(begin)
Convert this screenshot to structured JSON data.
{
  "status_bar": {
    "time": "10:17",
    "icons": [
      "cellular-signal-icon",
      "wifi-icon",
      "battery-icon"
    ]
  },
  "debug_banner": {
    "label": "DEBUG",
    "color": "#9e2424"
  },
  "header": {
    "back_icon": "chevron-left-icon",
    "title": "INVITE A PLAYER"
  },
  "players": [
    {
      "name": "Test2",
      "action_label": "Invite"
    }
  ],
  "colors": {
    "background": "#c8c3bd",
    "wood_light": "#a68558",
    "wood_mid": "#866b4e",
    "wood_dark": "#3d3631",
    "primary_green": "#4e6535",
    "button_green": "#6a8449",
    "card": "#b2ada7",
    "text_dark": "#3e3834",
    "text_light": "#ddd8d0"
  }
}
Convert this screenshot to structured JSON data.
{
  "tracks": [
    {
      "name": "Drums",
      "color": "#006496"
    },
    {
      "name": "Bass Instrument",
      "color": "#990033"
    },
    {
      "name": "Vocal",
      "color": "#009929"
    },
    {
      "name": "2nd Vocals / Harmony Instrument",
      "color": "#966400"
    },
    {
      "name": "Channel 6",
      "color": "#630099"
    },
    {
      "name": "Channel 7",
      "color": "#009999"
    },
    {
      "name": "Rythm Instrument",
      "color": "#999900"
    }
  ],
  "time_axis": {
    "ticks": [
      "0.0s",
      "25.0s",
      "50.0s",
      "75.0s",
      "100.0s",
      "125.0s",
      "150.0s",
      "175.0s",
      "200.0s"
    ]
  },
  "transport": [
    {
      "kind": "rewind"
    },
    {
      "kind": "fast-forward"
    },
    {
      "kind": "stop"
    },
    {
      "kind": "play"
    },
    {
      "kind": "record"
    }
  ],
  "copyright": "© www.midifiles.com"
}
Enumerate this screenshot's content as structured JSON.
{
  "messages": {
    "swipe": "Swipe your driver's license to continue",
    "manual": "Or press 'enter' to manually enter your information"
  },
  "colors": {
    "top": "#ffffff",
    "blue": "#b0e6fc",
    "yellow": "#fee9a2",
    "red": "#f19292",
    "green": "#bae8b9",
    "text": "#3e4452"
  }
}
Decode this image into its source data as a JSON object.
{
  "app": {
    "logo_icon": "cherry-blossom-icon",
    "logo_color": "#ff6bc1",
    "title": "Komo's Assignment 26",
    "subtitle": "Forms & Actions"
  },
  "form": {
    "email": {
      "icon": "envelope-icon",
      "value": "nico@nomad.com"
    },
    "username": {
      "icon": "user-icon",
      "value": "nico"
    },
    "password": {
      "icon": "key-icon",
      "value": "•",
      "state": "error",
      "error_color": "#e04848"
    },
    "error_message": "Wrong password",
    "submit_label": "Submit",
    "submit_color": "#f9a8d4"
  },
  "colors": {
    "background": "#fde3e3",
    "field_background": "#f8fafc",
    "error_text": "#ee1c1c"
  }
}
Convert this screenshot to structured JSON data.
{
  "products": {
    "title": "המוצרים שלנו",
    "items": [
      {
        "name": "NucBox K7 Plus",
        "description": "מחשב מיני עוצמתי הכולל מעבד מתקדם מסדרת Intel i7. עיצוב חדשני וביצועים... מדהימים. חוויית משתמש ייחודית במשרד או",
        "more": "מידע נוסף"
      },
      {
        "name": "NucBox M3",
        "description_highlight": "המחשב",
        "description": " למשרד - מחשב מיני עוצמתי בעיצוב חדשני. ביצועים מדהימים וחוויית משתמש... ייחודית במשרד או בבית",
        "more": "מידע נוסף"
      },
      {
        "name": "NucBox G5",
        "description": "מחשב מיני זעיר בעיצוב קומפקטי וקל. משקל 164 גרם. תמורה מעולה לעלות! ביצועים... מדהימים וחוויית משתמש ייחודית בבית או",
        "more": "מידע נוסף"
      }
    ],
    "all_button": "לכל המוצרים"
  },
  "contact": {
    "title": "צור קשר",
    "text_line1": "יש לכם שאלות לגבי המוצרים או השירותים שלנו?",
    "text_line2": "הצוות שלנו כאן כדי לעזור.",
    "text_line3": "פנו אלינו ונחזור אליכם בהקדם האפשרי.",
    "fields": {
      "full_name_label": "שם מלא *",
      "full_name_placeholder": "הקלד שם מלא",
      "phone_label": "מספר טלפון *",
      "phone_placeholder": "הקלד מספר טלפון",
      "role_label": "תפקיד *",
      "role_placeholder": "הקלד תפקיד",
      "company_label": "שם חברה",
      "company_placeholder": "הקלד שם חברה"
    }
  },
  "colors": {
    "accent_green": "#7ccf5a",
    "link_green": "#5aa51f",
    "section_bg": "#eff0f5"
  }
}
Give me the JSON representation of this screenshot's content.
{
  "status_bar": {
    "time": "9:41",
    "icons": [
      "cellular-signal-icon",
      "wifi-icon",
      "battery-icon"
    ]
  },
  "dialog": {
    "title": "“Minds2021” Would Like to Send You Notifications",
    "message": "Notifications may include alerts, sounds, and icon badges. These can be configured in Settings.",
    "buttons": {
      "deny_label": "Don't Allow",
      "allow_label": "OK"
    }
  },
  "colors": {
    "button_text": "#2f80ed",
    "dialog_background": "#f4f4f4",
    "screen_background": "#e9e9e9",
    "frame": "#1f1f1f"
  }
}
(end)
WHAT THE TASK REQUIRES: From the records above, please extract every line and repeat it exactly.

EXERCISE OUTPUT:
Convert this screenshot to structured JSON data.
{
  "status_bar": {
    "time": "10:17",
    "icons": [
      "cellular-signal-icon",
      "wifi-icon",
      "battery-icon"
    ]
  },
  "debug_banner": {
    "label": "DEBUG",
    "color": "#9e2424"
  },
  "header": {
    "back_icon": "chevron-left-icon",
    "title": "INVITE A PLAYER"
  },
  "players": [
    {
      "name": "Test2",
      "action_label": "Invite"
    }
  ],
  "colors": {
    "background": "#c8c3bd",
    "wood_light": "#a68558",
    "wood_mid": "#866b4e",
    "wood_dark": "#3d3631",
    "primary_green": "#4e6535",
    "button_green": "#6a8449",
    "card": "#b2ada7",
    "text_dark": "#3e3834",
    "text_light": "#ddd8d0"
  }
}
Convert this screenshot to structured JSON data.
{
  "tracks": [
    {
      "name": "Drums",
      "color": "#006496"
    },
    {
      "name": "Bass Instrument",
      "color": "#990033"
    },
    {
      "name": "Vocal",
      "color": "#009929"
    },
    {
      "name": "2nd Vocals / Harmony Instrument",
      "color": "#966400"
    },
    {
      "name": "Channel 6",
      "color": "#630099"
    },
    {
      "name": "Channel 7",
      "color": "#009999"
    },
    {
      "name": "Rythm Instrument",
      "color": "#999900"
    }
  ],
  "time_axis": {
    "ticks": [
      "0.0s",
      "25.0s",
      "50.0s",
      "75.0s",
      "100.0s",
      "125.0s",
      "150.0s",
      "175.0s",
      "200.0s"
    ]
  },
  "transport": [
    {
      "kind": "rewind"
    },
    {
      "kind": "fast-forward"
    },
    {
      "kind": "stop"
    },
    {
      "kind": "play"
    },
    {
      "kind": "record"
    }
  ],
  "copyright": "© www.midifiles.com"
}
Enumerate this screenshot's content as structured JSON.
{
  "messages": {
    "swipe": "Swipe your driver's license to continue",
    "manual": "Or press 'enter' to manually enter your information"
  },
  "colors": {
    "top": "#ffffff",
    "blue": "#b0e6fc",
    "yellow": "#fee9a2",
    "red": "#f19292",
    "green": "#bae8b9",
    "text": "#3e4452"
  }
}
Decode this image into its source data as a JSON object.
{
  "app": {
    "logo_icon": "cherry-blossom-icon",
    "logo_color": "#ff6bc1",
    "title": "Komo's Assignment 26",
    "subtitle": "Forms & Actions"
  },
  "form": {
    "email": {
      "icon": "envelope-icon",
      "value": "nico@nomad.com"
    },
    "username": {
      "icon": "user-icon",
      "value": "nico"
    },
    "password": {
      "icon": "key-icon",
      "value": "•",
      "state": "error",
      "error_color": "#e04848"
    },
    "error_message": "Wrong password",
    "submit_label": "Submit",
    "submit_color": "#f9a8d4"
  },
  "colors": {
    "background": "#fde3e3",
    "field_background": "#f8fafc",
    "error_text": "#ee1c1c"
  }
}
Convert this screenshot to structured JSON data.
{
  "products": {
    "title": "המוצרים שלנו",
    "items": [
      {
        "name": "NucBox K7 Plus",
        "description": "מחשב מיני עוצמתי הכולל מעבד מתקדם מסדרת Intel i7. עיצוב חדשני וביצועים... מדהימים. חוויית משתמש ייחודית במשרד או",
        "more": "מידע נוסף"
      },
      {
        "name": "NucBox M3",
        "description_highlight": "המחשב",
        "description": " למשרד - מחשב מיני עוצמתי בעיצוב חדשני. ביצועים מדהימים וחוויית משתמש... ייחודית במשרד או בבית",
        "more": "מידע נוסף"
      },
      {
        "name": "NucBox G5",
        "description": "מחשב מיני זעיר בעיצוב קומפקטי וקל. משקל 164 גרם. תמורה מעולה לעלות! ביצועים... מדהימים וחוויית משתמש ייחודית בבית או",
        "more": "מידע נוסף"
      }
    ],
    "all_button": "לכל המוצרים"
  },
  "contact": {
    "title": "צור קשר",
    "text_line1": "יש לכם שאלות לגבי המוצרים או השירותים שלנו?",
    "text_line2": "הצוות שלנו כאן כדי לעזור.",
    "text_line3": "פנו אלינו ונחזור אליכם בהקדם האפשרי.",
    "fields": {
      "full_name_label": "שם מלא *",
      "full_name_placeholder": "הקלד שם מלא",
      "phone_label": "מספר טלפון *",
      "phone_placeholder": "הקלד מספר טלפון",
      "role_label": "תפקיד *",
      "role_placeholder": "הקלד תפקיד",
      "company_label": "שם חברה",
      "company_placeholder": "הקלד שם חברה"
    }
  },
  "colors": {
    "accent_green": "#7ccf5a",
    "link_green": "#5aa51f",
    "section_bg": "#eff0f5"
  }
}
Give me the JSON representation of this screenshot's content.
{
  "status_bar": {
    "time": "9:41",
    "icons": [
      "cellular-signal-icon",
      "wifi-icon",
      "battery-icon"
    ]
  },
  "dialog": {
    "title": "“Minds2021” Would Like to Send You Notifications",
    "message": "Notifications may include alerts, sounds, and icon badges. These can be configured in Settings.",
    "buttons": {
      "deny_label": "Don't Allow",
      "allow_label": "OK"
    }
  },
  "colors": {
    "button_text": "#2f80ed",
    "dialog_background": "#f4f4f4",
    "screen_background": "#e9e9e9",
    "frame": "#1f1f1f"
  }
}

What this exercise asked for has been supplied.